Every line in the listing is to be echoed verbatim.

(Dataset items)
··········

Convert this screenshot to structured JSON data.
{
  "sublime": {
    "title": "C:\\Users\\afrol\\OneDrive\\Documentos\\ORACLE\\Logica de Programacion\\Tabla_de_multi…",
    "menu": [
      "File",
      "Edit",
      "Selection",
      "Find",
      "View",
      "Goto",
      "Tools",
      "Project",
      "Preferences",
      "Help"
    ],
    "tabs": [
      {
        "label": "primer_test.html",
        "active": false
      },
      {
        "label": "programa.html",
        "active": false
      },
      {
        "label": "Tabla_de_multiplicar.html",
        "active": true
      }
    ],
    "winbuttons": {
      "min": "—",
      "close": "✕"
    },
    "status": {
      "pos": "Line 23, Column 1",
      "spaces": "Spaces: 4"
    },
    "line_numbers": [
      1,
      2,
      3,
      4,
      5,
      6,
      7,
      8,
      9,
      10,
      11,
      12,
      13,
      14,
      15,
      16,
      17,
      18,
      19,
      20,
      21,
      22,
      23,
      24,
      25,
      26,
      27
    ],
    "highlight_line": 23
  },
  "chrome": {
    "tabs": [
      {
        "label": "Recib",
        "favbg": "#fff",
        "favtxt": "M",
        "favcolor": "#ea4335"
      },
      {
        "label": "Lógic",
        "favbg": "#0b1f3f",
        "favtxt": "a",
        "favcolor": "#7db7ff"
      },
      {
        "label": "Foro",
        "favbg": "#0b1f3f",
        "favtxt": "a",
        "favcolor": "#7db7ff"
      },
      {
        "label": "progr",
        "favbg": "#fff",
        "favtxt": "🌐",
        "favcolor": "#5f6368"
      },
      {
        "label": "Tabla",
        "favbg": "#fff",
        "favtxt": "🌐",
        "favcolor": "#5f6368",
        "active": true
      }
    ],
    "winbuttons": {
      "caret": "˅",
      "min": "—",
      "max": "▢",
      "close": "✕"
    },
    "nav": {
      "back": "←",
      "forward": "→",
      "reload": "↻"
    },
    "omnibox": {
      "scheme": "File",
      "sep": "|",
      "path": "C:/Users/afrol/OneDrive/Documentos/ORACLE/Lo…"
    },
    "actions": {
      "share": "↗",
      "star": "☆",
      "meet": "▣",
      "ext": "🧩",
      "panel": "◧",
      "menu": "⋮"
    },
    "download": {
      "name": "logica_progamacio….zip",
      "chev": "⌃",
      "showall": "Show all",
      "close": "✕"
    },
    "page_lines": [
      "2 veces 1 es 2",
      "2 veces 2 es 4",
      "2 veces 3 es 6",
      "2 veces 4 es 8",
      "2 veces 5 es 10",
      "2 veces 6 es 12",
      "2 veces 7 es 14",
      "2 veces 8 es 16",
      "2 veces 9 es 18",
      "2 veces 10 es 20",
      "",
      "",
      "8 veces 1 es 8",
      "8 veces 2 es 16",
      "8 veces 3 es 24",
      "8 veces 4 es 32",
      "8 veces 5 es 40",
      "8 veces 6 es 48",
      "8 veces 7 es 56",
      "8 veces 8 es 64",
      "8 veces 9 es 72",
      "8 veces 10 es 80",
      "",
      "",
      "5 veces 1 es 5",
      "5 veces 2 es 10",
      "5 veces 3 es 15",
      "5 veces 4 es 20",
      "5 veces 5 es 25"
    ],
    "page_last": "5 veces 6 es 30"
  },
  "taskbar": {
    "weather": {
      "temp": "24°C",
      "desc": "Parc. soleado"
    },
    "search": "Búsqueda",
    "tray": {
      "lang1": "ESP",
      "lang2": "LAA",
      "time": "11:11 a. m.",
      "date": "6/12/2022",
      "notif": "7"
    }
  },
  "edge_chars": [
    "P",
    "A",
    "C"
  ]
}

··········

- COMPLETE ANSWER -
Convert this screenshot to structured JSON data.
{
  "sublime": {
    "title": "C:\\Users\\afrol\\OneDrive\\Documentos\\ORACLE\\Logica de Programacion\\Tabla_de_multi…",
    "menu": [
      "File",
      "Edit",
      "Selection",
      "Find",
      "View",
      "Goto",
      "Tools",
      "Project",
      "Preferences",
      "Help"
    ],
    "tabs": [
      {
        "label": "primer_test.html",
        "active": false
      },
      {
        "label": "programa.html",
        "active": false
      },
      {
        "label": "Tabla_de_multiplicar.html",
        "active": true
      }
    ],
    "winbuttons": {
      "min": "—",
      "close": "✕"
    },
    "status": {
      "pos": "Line 23, Column 1",
      "spaces": "Spaces: 4"
    },
    "line_numbers": [
      1,
      2,
      3,
      4,
      5,
      6,
      7,
      8,
      9,
      10,
      11,
      12,
      13,
      14,
      15,
      16,
      17,
      18,
      19,
      20,
      21,
      22,
      23,
      24,
      25,
      26,
      27
    ],
    "highlight_line": 23
  },
  "chrome": {
    "tabs": [
      {
        "label": "Recib",
        "favbg": "#fff",
        "favtxt": "M",
        "favcolor": "#ea4335"
      },
      {
        "label": "Lógic",
        "favbg": "#0b1f3f",
        "favtxt": "a",
        "favcolor": "#7db7ff"
      },
      {
        "label": "Foro",
        "favbg": "#0b1f3f",
        "favtxt": "a",
        "favcolor": "#7db7ff"
      },
      {
        "label": "progr",
        "favbg": "#fff",
        "favtxt": "🌐",
        "favcolor": "#5f6368"
      },
      {
        "label": "Tabla",
        "favbg": "#fff",
        "favtxt": "🌐",
        "favcolor": "#5f6368",
        "active": true
      }
    ],
    "winbuttons": {
      "caret": "˅",
      "min": "—",
      "max": "▢",
      "close": "✕"
    },
    "nav": {
      "back": "←",
      "forward": "→",
      "reload": "↻"
    },
    "omnibox": {
      "scheme": "File",
      "sep": "|",
      "path": "C:/Users/afrol/OneDrive/Documentos/ORACLE/Lo…"
    },
    "actions": {
      "share": "↗",
      "star": "☆",
      "meet": "▣",
      "ext": "🧩",
      "panel": "◧",
      "menu": "⋮"
    },
    "download": {
      "name": "logica_progamacio….zip",
      "chev": "⌃",
      "showall": "Show all",
      "close": "✕"
    },
    "page_lines": [
      "2 veces 1 es 2",
      "2 veces 2 es 4",
      "2 veces 3 es 6",
      "2 veces 4 es 8",
      "2 veces 5 es 10",
      "2 veces 6 es 12",
      "2 veces 7 es 14",
      "2 veces 8 es 16",
      "2 veces 9 es 18",
      "2 veces 10 es 20",
      "",
      "",
      "8 veces 1 es 8",
      "8 veces 2 es 16",
      "8 veces 3 es 24",
      "8 veces 4 es 32",
      "8 veces 5 es 40",
      "8 veces 6 es 48",
      "8 veces 7 es 56",
      "8 veces 8 es 64",
      "8 veces 9 es 72",
      "8 veces 10 es 80",
      "",
      "",
      "5 veces 1 es 5",
      "5 veces 2 es 10",
      "5 veces 3 es 15",
      "5 veces 4 es 20",
      "5 veces 5 es 25"
    ],
    "page_last": "5 veces 6 es 30"
  },
  "taskbar": {
    "weather": {
      "temp": "24°C",
      "desc": "Parc. soleado"
    },
    "search": "Búsqueda",
    "tray": {
      "lang1": "ESP",
      "lang2": "LAA",
      "time": "11:11 a. m.",
      "date": "6/12/2022",
      "notif": "7"
    }
  },
  "edge_chars": [
    "P",
    "A",
    "C"
  ]
}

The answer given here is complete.